--- start Source material ---

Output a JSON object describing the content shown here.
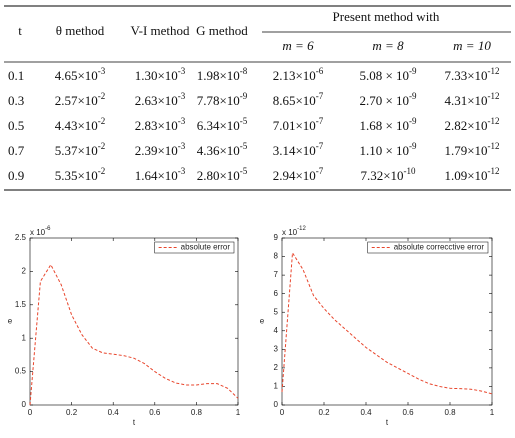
{
  "table": {
    "header": [
      "t",
      "θ method",
      "V-I method",
      "G method"
    ],
    "group_header": "Present method with",
    "sub_header": [
      "m = 6",
      "m = 8",
      "m = 10"
    ],
    "rows": [
      [
        "0.1",
        [
          "4.65×10",
          "-3"
        ],
        [
          "1.30×10",
          "-3"
        ],
        [
          "1.98×10",
          "-8"
        ],
        [
          "2.13×10",
          "-6"
        ],
        [
          "5.08 × 10",
          "-9"
        ],
        [
          "7.33×10",
          "-12"
        ]
      ],
      [
        "0.3",
        [
          "2.57×10",
          "-2"
        ],
        [
          "2.63×10",
          "-3"
        ],
        [
          "7.78×10",
          "-9"
        ],
        [
          "8.65×10",
          "-7"
        ],
        [
          "2.70 × 10",
          "-9"
        ],
        [
          "4.31×10",
          "-12"
        ]
      ],
      [
        "0.5",
        [
          "4.43×10",
          "-2"
        ],
        [
          "2.83×10",
          "-3"
        ],
        [
          "6.34×10",
          "-5"
        ],
        [
          "7.01×10",
          "-7"
        ],
        [
          "1.68 × 10",
          "-9"
        ],
        [
          "2.82×10",
          "-12"
        ]
      ],
      [
        "0.7",
        [
          "5.37×10",
          "-2"
        ],
        [
          "2.39×10",
          "-3"
        ],
        [
          "4.36×10",
          "-5"
        ],
        [
          "3.14×10",
          "-7"
        ],
        [
          "1.10 × 10",
          "-9"
        ],
        [
          "1.79×10",
          "-12"
        ]
      ],
      [
        "0.9",
        [
          "5.35×10",
          "-2"
        ],
        [
          "1.64×10",
          "-3"
        ],
        [
          "2.80×10",
          "-5"
        ],
        [
          "2.94×10",
          "-7"
        ],
        [
          "7.32×10",
          "-10"
        ],
        [
          "1.09×10",
          "-12"
        ]
      ]
    ]
  },
  "chart_data": [
    {
      "type": "line",
      "xlabel": "t",
      "ylabel": "e",
      "y_multiplier": [
        "x 10",
        "-6"
      ],
      "x": [
        0,
        0.05,
        0.1,
        0.15,
        0.2,
        0.25,
        0.3,
        0.35,
        0.4,
        0.45,
        0.5,
        0.55,
        0.6,
        0.65,
        0.7,
        0.75,
        0.8,
        0.85,
        0.9,
        0.95,
        1
      ],
      "series": [
        {
          "name": "absolute error",
          "color": "#e8452c",
          "dashed": true,
          "values": [
            0,
            1.85,
            2.1,
            1.8,
            1.35,
            1.05,
            0.85,
            0.78,
            0.76,
            0.74,
            0.7,
            0.62,
            0.5,
            0.4,
            0.33,
            0.3,
            0.3,
            0.32,
            0.32,
            0.25,
            0.1
          ]
        }
      ],
      "xlim": [
        0,
        1
      ],
      "xticks": [
        0,
        0.2,
        0.4,
        0.6,
        0.8,
        1
      ],
      "ylim": [
        0,
        2.5
      ],
      "yticks": [
        0,
        0.5,
        1,
        1.5,
        2,
        2.5
      ],
      "legend": "upper right"
    },
    {
      "type": "line",
      "xlabel": "t",
      "ylabel": "e",
      "y_multiplier": [
        "x 10",
        "-12"
      ],
      "x": [
        0,
        0.05,
        0.1,
        0.15,
        0.2,
        0.25,
        0.3,
        0.35,
        0.4,
        0.45,
        0.5,
        0.55,
        0.6,
        0.65,
        0.7,
        0.75,
        0.8,
        0.85,
        0.9,
        0.95,
        1
      ],
      "series": [
        {
          "name": "absolute correcctive error",
          "color": "#e8452c",
          "dashed": true,
          "values": [
            0.7,
            8.2,
            7.3,
            5.9,
            5.2,
            4.6,
            4.1,
            3.6,
            3.1,
            2.7,
            2.3,
            2.0,
            1.7,
            1.4,
            1.15,
            1.0,
            0.9,
            0.88,
            0.85,
            0.75,
            0.6
          ]
        }
      ],
      "xlim": [
        0,
        1
      ],
      "xticks": [
        0,
        0.2,
        0.4,
        0.6,
        0.8,
        1
      ],
      "ylim": [
        0,
        9
      ],
      "yticks": [
        0,
        1,
        2,
        3,
        4,
        5,
        6,
        7,
        8,
        9
      ],
      "legend": "upper right"
    }
  ]
}
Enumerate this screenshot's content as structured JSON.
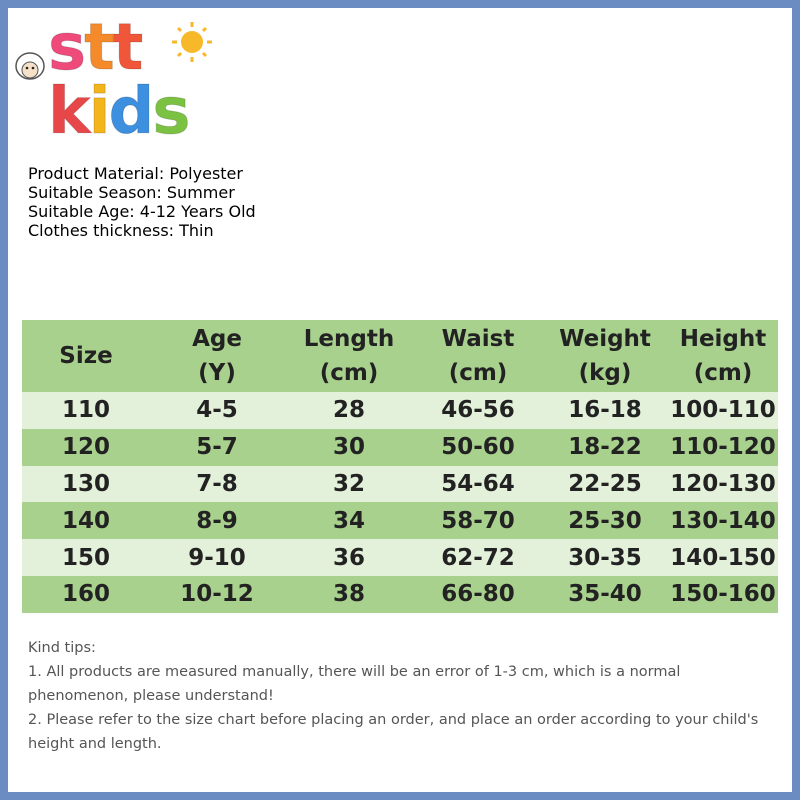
{
  "logo": {
    "lines": [
      [
        "s",
        "t",
        "t"
      ],
      [
        "k",
        "i",
        "d",
        "s"
      ]
    ]
  },
  "info": [
    "Product Material: Polyester",
    "Suitable Season: Summer",
    "Suitable Age: 4-12 Years Old",
    "Clothes thickness: Thin"
  ],
  "table": {
    "header": [
      [
        "Size"
      ],
      [
        "Age",
        "(Y)"
      ],
      [
        "Length",
        "(cm)"
      ],
      [
        "Waist",
        "(cm)"
      ],
      [
        "Weight",
        "(kg)"
      ],
      [
        "Height",
        "(cm)"
      ]
    ],
    "rows": [
      [
        "110",
        "4-5",
        "28",
        "46-56",
        "16-18",
        "100-110"
      ],
      [
        "120",
        "5-7",
        "30",
        "50-60",
        "18-22",
        "110-120"
      ],
      [
        "130",
        "7-8",
        "32",
        "54-64",
        "22-25",
        "120-130"
      ],
      [
        "140",
        "8-9",
        "34",
        "58-70",
        "25-30",
        "130-140"
      ],
      [
        "150",
        "9-10",
        "36",
        "62-72",
        "30-35",
        "140-150"
      ],
      [
        "160",
        "10-12",
        "38",
        "66-80",
        "35-40",
        "150-160"
      ]
    ]
  },
  "tips": {
    "title": "Kind tips:",
    "items": [
      "1. All products are measured manually, there will be an error of 1-3 cm, which is a normal phenomenon, please understand!",
      "2. Please refer to the size chart before placing an order, and place an order according to your child's height and length."
    ]
  }
}
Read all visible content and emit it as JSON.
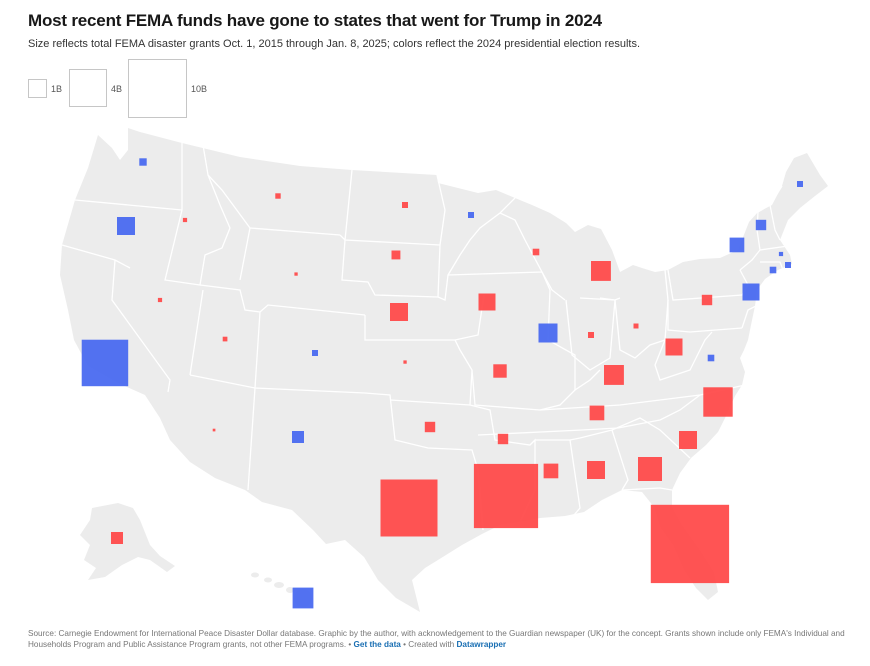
{
  "header": {
    "title": "Most recent FEMA funds have gone to states that went for Trump in 2024",
    "subtitle": "Size reflects total FEMA disaster grants Oct. 1, 2015 through Jan. 8, 2025; colors reflect the 2024 presidential election results."
  },
  "legend": {
    "sizes": [
      {
        "label": "1B",
        "value_billion": 1
      },
      {
        "label": "4B",
        "value_billion": 4
      },
      {
        "label": "10B",
        "value_billion": 10
      }
    ]
  },
  "colors": {
    "trump": "#ff4b4b",
    "harris": "#4a6af0",
    "land": "#ececec",
    "border": "#ffffff"
  },
  "footer": {
    "source": "Source: Carnegie Endowment for International Peace Disaster Dollar database. Graphic by the author, with acknowledgement to the Guardian newspaper (UK) for the concept. Grants shown include only FEMA's Individual and Households Program and Public Assistance Program grants, not other FEMA programs.",
    "sep1": " • ",
    "get_data": "Get the data",
    "sep2": " • Created with ",
    "tool": "Datawrapper"
  },
  "chart_data": {
    "type": "proportional-symbol map",
    "size_unit": "USD billion (area-proportional squares)",
    "states": [
      {
        "state": "WA",
        "winner": "Harris",
        "value": 0.15
      },
      {
        "state": "OR",
        "winner": "Harris",
        "value": 0.9
      },
      {
        "state": "CA",
        "winner": "Harris",
        "value": 6.0
      },
      {
        "state": "NV",
        "winner": "Trump",
        "value": 0.05
      },
      {
        "state": "ID",
        "winner": "Trump",
        "value": 0.05
      },
      {
        "state": "MT",
        "winner": "Trump",
        "value": 0.08
      },
      {
        "state": "WY",
        "winner": "Trump",
        "value": 0.03
      },
      {
        "state": "UT",
        "winner": "Trump",
        "value": 0.06
      },
      {
        "state": "AZ",
        "winner": "Trump",
        "value": 0.02
      },
      {
        "state": "CO",
        "winner": "Harris",
        "value": 0.1
      },
      {
        "state": "NM",
        "winner": "Harris",
        "value": 0.4
      },
      {
        "state": "ND",
        "winner": "Trump",
        "value": 0.1
      },
      {
        "state": "SD",
        "winner": "Trump",
        "value": 0.22
      },
      {
        "state": "NE",
        "winner": "Trump",
        "value": 0.9
      },
      {
        "state": "KS",
        "winner": "Trump",
        "value": 0.03
      },
      {
        "state": "OK",
        "winner": "Trump",
        "value": 0.3
      },
      {
        "state": "TX",
        "winner": "Trump",
        "value": 9.0
      },
      {
        "state": "MN",
        "winner": "Harris",
        "value": 0.1
      },
      {
        "state": "IA",
        "winner": "Trump",
        "value": 0.8
      },
      {
        "state": "MO",
        "winner": "Trump",
        "value": 0.5
      },
      {
        "state": "AR",
        "winner": "Trump",
        "value": 0.3
      },
      {
        "state": "LA",
        "winner": "Trump",
        "value": 11.4
      },
      {
        "state": "WI",
        "winner": "Trump",
        "value": 0.12
      },
      {
        "state": "IL",
        "winner": "Harris",
        "value": 1.0
      },
      {
        "state": "MI",
        "winner": "Trump",
        "value": 1.1
      },
      {
        "state": "IN",
        "winner": "Trump",
        "value": 0.1
      },
      {
        "state": "OH",
        "winner": "Trump",
        "value": 0.07
      },
      {
        "state": "KY",
        "winner": "Trump",
        "value": 1.1
      },
      {
        "state": "TN",
        "winner": "Trump",
        "value": 0.6
      },
      {
        "state": "MS",
        "winner": "Trump",
        "value": 0.6
      },
      {
        "state": "AL",
        "winner": "Trump",
        "value": 0.9
      },
      {
        "state": "GA",
        "winner": "Trump",
        "value": 1.6
      },
      {
        "state": "FL",
        "winner": "Trump",
        "value": 17.0
      },
      {
        "state": "SC",
        "winner": "Trump",
        "value": 0.9
      },
      {
        "state": "NC",
        "winner": "Trump",
        "value": 2.4
      },
      {
        "state": "VA",
        "winner": "Harris",
        "value": 0.12
      },
      {
        "state": "WV",
        "winner": "Trump",
        "value": 0.8
      },
      {
        "state": "PA",
        "winner": "Trump",
        "value": 0.3
      },
      {
        "state": "NY",
        "winner": "Harris",
        "value": 0.6
      },
      {
        "state": "NJ",
        "winner": "Harris",
        "value": 0.8
      },
      {
        "state": "VT",
        "winner": "Harris",
        "value": 0.3
      },
      {
        "state": "ME",
        "winner": "Harris",
        "value": 0.1
      },
      {
        "state": "MA",
        "winner": "Harris",
        "value": 0.1
      },
      {
        "state": "CT",
        "winner": "Harris",
        "value": 0.12
      },
      {
        "state": "RI",
        "winner": "Harris",
        "value": 0.05
      },
      {
        "state": "AK",
        "winner": "Trump",
        "value": 0.4
      },
      {
        "state": "HI",
        "winner": "Harris",
        "value": 1.2
      }
    ]
  }
}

--- end Source material ---

*What the exercise asks*
Check every line of the data, and copy the ones that contain "content".

*Finished exercise*
Output a JSON object describing the content shown here.
Enumerate this screenshot's content as structured JSON.
Read all visible content and emit it as JSON.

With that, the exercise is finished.